** begin EXTRACTED ENTRIES **

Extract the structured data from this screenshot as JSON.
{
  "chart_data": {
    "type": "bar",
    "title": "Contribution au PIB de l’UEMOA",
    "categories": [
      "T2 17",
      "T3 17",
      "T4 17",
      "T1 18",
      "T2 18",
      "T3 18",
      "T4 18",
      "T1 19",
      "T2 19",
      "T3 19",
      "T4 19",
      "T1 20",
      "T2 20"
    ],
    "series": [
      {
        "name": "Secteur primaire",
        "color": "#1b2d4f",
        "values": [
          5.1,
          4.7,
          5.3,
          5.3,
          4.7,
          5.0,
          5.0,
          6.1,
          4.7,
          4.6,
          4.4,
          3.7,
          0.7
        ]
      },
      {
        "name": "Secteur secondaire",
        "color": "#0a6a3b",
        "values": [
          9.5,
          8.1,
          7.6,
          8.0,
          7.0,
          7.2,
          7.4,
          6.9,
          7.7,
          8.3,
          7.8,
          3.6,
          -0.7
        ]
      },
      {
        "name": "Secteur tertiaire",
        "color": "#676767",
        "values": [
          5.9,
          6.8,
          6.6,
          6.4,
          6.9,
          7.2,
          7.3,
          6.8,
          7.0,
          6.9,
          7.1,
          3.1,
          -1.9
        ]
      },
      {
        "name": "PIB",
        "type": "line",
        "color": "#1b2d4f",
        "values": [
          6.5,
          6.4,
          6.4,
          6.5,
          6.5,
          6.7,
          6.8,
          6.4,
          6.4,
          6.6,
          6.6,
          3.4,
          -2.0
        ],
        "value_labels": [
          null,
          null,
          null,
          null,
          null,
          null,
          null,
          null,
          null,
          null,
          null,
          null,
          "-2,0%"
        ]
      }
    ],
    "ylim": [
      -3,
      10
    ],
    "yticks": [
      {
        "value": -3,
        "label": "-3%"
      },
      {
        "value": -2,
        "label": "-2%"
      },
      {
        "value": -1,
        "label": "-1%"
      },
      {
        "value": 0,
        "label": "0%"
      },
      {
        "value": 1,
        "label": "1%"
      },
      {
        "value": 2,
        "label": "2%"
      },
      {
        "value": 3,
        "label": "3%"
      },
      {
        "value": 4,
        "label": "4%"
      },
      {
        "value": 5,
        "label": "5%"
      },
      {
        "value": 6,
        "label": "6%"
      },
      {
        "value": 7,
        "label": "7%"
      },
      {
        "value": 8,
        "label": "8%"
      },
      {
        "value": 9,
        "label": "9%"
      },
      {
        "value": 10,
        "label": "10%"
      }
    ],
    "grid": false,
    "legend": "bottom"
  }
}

** end EXTRACTED ENTRIES **

Please reproduce each line exactly as written.

Extract the structured data from this screenshot as JSON.
{
  "chart_data": {
    "type": "bar",
    "title": "Contribution au PIB de l’UEMOA",
    "categories": [
      "T2 17",
      "T3 17",
      "T4 17",
      "T1 18",
      "T2 18",
      "T3 18",
      "T4 18",
      "T1 19",
      "T2 19",
      "T3 19",
      "T4 19",
      "T1 20",
      "T2 20"
    ],
    "series": [
      {
        "name": "Secteur primaire",
        "color": "#1b2d4f",
        "values": [
          5.1,
          4.7,
          5.3,
          5.3,
          4.7,
          5.0,
          5.0,
          6.1,
          4.7,
          4.6,
          4.4,
          3.7,
          0.7
        ]
      },
      {
        "name": "Secteur secondaire",
        "color": "#0a6a3b",
        "values": [
          9.5,
          8.1,
          7.6,
          8.0,
          7.0,
          7.2,
          7.4,
          6.9,
          7.7,
          8.3,
          7.8,
          3.6,
          -0.7
        ]
      },
      {
        "name": "Secteur tertiaire",
        "color": "#676767",
        "values": [
          5.9,
          6.8,
          6.6,
          6.4,
          6.9,
          7.2,
          7.3,
          6.8,
          7.0,
          6.9,
          7.1,
          3.1,
          -1.9
        ]
      },
      {
        "name": "PIB",
        "type": "line",
        "color": "#1b2d4f",
        "values": [
          6.5,
          6.4,
          6.4,
          6.5,
          6.5,
          6.7,
          6.8,
          6.4,
          6.4,
          6.6,
          6.6,
          3.4,
          -2.0
        ],
        "value_labels": [
          null,
          null,
          null,
          null,
          null,
          null,
          null,
          null,
          null,
          null,
          null,
          null,
          "-2,0%"
        ]
      }
    ],
    "ylim": [
      -3,
      10
    ],
    "yticks": [
      {
        "value": -3,
        "label": "-3%"
      },
      {
        "value": -2,
        "label": "-2%"
      },
      {
        "value": -1,
        "label": "-1%"
      },
      {
        "value": 0,
        "label": "0%"
      },
      {
        "value": 1,
        "label": "1%"
      },
      {
        "value": 2,
        "label": "2%"
      },
      {
        "value": 3,
        "label": "3%"
      },
      {
        "value": 4,
        "label": "4%"
      },
      {
        "value": 5,
        "label": "5%"
      },
      {
        "value": 6,
        "label": "6%"
      },
      {
        "value": 7,
        "label": "7%"
      },
      {
        "value": 8,
        "label": "8%"
      },
      {
        "value": 9,
        "label": "9%"
      },
      {
        "value": 10,
        "label": "10%"
      }
    ],
    "grid": false,
    "legend": "bottom"
  }
}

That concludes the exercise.